(Figure record listings)

■ ■ ■ ■ ■ ■ ■

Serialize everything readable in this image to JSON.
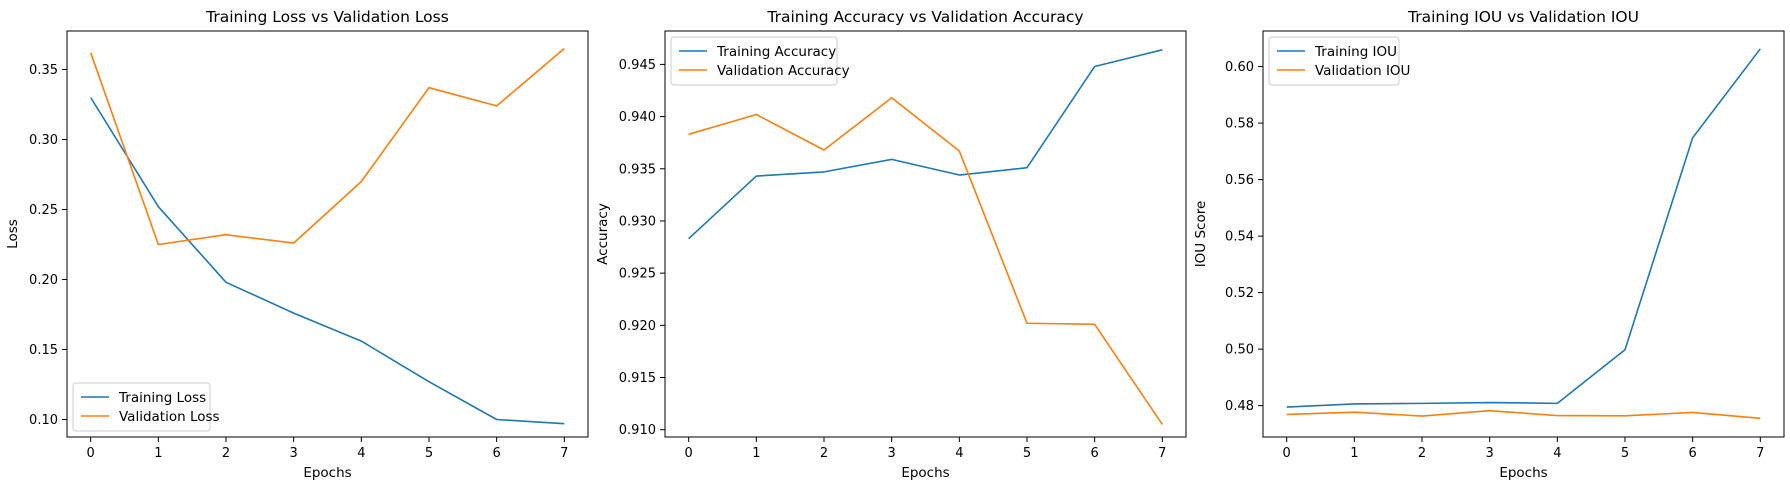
{
  "chart_data": [
    {
      "type": "line",
      "title": "Training Loss vs Validation Loss",
      "xlabel": "Epochs",
      "ylabel": "Loss",
      "x": [
        0,
        1,
        2,
        3,
        4,
        5,
        6,
        7
      ],
      "xlim": [
        -0.35,
        7.35
      ],
      "ylim": [
        0.0875,
        0.3775
      ],
      "yticks": [
        0.1,
        0.15,
        0.2,
        0.25,
        0.3,
        0.35
      ],
      "ytick_decimals": 2,
      "legend_position": "lower-left",
      "series": [
        {
          "name": "Training Loss",
          "color": "#1f77b4",
          "values": [
            0.33,
            0.252,
            0.198,
            0.176,
            0.156,
            0.127,
            0.1,
            0.097
          ]
        },
        {
          "name": "Validation Loss",
          "color": "#ff7f0e",
          "values": [
            0.362,
            0.225,
            0.232,
            0.226,
            0.27,
            0.337,
            0.324,
            0.365
          ]
        }
      ]
    },
    {
      "type": "line",
      "title": "Training Accuracy vs Validation Accuracy",
      "xlabel": "Epochs",
      "ylabel": "Accuracy",
      "x": [
        0,
        1,
        2,
        3,
        4,
        5,
        6,
        7
      ],
      "xlim": [
        -0.35,
        7.35
      ],
      "ylim": [
        0.9093,
        0.9482
      ],
      "yticks": [
        0.91,
        0.915,
        0.92,
        0.925,
        0.93,
        0.935,
        0.94,
        0.945
      ],
      "ytick_decimals": 3,
      "legend_position": "upper-left",
      "series": [
        {
          "name": "Training Accuracy",
          "color": "#1f77b4",
          "values": [
            0.9283,
            0.9343,
            0.9347,
            0.9359,
            0.9344,
            0.9351,
            0.9448,
            0.9464
          ]
        },
        {
          "name": "Validation Accuracy",
          "color": "#ff7f0e",
          "values": [
            0.9383,
            0.9402,
            0.9368,
            0.9418,
            0.9367,
            0.9202,
            0.9201,
            0.9105
          ]
        }
      ]
    },
    {
      "type": "line",
      "title": "Training IOU vs Validation IOU",
      "xlabel": "Epochs",
      "ylabel": "IOU Score",
      "x": [
        0,
        1,
        2,
        3,
        4,
        5,
        6,
        7
      ],
      "xlim": [
        -0.35,
        7.35
      ],
      "ylim": [
        0.4689,
        0.6126
      ],
      "yticks": [
        0.48,
        0.5,
        0.52,
        0.54,
        0.56,
        0.58,
        0.6
      ],
      "ytick_decimals": 2,
      "legend_position": "upper-left",
      "series": [
        {
          "name": "Training IOU",
          "color": "#1f77b4",
          "values": [
            0.4795,
            0.4806,
            0.4808,
            0.4811,
            0.4808,
            0.4998,
            0.5748,
            0.6063
          ]
        },
        {
          "name": "Validation IOU",
          "color": "#ff7f0e",
          "values": [
            0.4769,
            0.4777,
            0.4763,
            0.4782,
            0.4765,
            0.4764,
            0.4776,
            0.4755
          ]
        }
      ]
    }
  ]
}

■ ■ ■ ■ ■ ■ ■

#### [TASK PROMPT]
Isolate each line of the listing above that includes "Accuracy". Copy it.

#### [RESULT OF THIS TASK]
      "title": "Training Accuracy vs Validation Accuracy",
      "ylabel": "Accuracy",
          "name": "Training Accuracy",
          "name": "Validation Accuracy",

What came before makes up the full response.